# [Supplied records]
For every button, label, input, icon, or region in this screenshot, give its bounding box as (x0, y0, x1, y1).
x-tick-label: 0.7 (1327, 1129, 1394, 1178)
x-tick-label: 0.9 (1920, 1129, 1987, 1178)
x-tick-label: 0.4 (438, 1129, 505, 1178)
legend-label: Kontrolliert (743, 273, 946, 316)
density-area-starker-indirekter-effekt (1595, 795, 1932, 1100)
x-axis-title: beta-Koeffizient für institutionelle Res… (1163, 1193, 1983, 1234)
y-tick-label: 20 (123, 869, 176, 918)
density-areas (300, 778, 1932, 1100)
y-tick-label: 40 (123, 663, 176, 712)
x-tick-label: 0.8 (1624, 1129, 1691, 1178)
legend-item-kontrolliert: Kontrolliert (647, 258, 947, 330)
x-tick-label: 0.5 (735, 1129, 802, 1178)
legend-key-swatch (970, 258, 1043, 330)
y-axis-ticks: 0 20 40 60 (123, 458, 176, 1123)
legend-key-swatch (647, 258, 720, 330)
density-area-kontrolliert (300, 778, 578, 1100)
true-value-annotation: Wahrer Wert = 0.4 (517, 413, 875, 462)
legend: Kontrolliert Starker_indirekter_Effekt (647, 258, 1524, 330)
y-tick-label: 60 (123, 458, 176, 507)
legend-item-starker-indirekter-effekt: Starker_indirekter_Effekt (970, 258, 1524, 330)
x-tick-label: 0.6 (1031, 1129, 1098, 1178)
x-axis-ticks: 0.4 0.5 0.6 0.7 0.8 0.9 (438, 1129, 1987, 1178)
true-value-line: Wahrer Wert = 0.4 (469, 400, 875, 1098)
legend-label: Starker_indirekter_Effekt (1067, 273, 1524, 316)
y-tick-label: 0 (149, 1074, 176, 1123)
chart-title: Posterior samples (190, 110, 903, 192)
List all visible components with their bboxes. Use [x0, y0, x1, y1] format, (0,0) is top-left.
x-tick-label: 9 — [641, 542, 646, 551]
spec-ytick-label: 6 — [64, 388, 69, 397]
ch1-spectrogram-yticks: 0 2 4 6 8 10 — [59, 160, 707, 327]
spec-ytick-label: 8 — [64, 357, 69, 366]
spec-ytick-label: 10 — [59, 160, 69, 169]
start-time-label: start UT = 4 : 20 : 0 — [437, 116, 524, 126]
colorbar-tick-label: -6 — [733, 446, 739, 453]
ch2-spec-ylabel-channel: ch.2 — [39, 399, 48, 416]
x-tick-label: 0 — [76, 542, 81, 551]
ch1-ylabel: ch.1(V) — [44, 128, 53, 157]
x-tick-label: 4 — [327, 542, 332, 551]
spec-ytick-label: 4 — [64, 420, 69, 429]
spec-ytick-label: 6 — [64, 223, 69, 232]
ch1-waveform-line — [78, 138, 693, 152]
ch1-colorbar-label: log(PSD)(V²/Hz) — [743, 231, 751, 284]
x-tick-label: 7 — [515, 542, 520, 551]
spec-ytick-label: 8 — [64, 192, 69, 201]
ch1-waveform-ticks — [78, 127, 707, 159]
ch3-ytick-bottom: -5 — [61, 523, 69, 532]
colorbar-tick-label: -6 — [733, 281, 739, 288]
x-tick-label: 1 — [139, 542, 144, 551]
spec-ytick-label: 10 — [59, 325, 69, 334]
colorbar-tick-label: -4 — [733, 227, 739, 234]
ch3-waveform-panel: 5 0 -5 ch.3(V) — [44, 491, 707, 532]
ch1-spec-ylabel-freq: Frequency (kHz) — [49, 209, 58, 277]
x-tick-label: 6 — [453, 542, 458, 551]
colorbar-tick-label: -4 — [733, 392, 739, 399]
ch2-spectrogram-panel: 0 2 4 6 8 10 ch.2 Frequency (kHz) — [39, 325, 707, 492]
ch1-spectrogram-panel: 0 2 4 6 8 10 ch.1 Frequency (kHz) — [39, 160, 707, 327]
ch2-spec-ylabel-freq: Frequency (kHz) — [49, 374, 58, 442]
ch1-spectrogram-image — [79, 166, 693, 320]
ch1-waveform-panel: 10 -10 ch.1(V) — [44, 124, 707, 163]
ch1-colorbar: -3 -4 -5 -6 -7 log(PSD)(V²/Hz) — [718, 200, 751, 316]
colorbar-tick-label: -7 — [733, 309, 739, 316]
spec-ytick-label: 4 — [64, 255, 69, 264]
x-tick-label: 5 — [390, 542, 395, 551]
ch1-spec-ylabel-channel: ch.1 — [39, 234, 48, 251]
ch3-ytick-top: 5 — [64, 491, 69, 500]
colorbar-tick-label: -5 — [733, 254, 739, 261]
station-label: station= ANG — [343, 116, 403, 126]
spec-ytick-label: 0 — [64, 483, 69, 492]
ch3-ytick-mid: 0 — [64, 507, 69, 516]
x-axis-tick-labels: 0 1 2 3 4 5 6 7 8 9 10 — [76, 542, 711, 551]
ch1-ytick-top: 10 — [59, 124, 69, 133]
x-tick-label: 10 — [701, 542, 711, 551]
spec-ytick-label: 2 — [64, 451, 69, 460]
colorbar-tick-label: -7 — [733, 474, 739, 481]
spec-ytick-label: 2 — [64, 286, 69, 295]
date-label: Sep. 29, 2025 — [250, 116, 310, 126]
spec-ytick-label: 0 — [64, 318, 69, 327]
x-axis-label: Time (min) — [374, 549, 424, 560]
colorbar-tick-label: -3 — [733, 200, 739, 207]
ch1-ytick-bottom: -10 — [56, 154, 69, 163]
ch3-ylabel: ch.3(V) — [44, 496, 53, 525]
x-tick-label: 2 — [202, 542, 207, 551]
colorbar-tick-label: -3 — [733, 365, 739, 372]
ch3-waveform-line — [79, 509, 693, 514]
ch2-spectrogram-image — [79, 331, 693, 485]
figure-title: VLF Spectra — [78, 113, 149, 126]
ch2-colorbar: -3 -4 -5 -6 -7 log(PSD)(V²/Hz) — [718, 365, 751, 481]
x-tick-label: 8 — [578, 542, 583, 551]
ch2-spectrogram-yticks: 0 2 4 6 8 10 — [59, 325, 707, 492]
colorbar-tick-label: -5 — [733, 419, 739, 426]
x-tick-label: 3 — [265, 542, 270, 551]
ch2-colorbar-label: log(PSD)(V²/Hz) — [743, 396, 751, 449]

# [Task]
Can you reproduce every line character for character, from the start of the items up to and including the line with "x-tick-label: 9 — [641, 542, 646, 551]"?

# [Written answer]
For every button, label, input, icon, or region in this screenshot, give its bounding box as (x0, y0, x1, y1).
x-tick-label: 0.7 (1327, 1129, 1394, 1178)
x-tick-label: 0.9 (1920, 1129, 1987, 1178)
x-tick-label: 0.4 (438, 1129, 505, 1178)
legend-label: Kontrolliert (743, 273, 946, 316)
density-area-starker-indirekter-effekt (1595, 795, 1932, 1100)
x-axis-title: beta-Koeffizient für institutionelle Res… (1163, 1193, 1983, 1234)
y-tick-label: 20 (123, 869, 176, 918)
density-areas (300, 778, 1932, 1100)
y-tick-label: 40 (123, 663, 176, 712)
x-tick-label: 0.8 (1624, 1129, 1691, 1178)
legend-item-kontrolliert: Kontrolliert (647, 258, 947, 330)
x-tick-label: 0.5 (735, 1129, 802, 1178)
legend-key-swatch (970, 258, 1043, 330)
y-axis-ticks: 0 20 40 60 (123, 458, 176, 1123)
legend-key-swatch (647, 258, 720, 330)
density-area-kontrolliert (300, 778, 578, 1100)
true-value-annotation: Wahrer Wert = 0.4 (517, 413, 875, 462)
legend: Kontrolliert Starker_indirekter_Effekt (647, 258, 1524, 330)
y-tick-label: 60 (123, 458, 176, 507)
legend-item-starker-indirekter-effekt: Starker_indirekter_Effekt (970, 258, 1524, 330)
x-tick-label: 0.6 (1031, 1129, 1098, 1178)
x-axis-ticks: 0.4 0.5 0.6 0.7 0.8 0.9 (438, 1129, 1987, 1178)
true-value-line: Wahrer Wert = 0.4 (469, 400, 875, 1098)
legend-label: Starker_indirekter_Effekt (1067, 273, 1524, 316)
y-tick-label: 0 (149, 1074, 176, 1123)
chart-title: Posterior samples (190, 110, 903, 192)
List all visible components with their bboxes. Use [x0, y0, x1, y1] format, (0,0) is top-left.
x-tick-label: 9 — [641, 542, 646, 551]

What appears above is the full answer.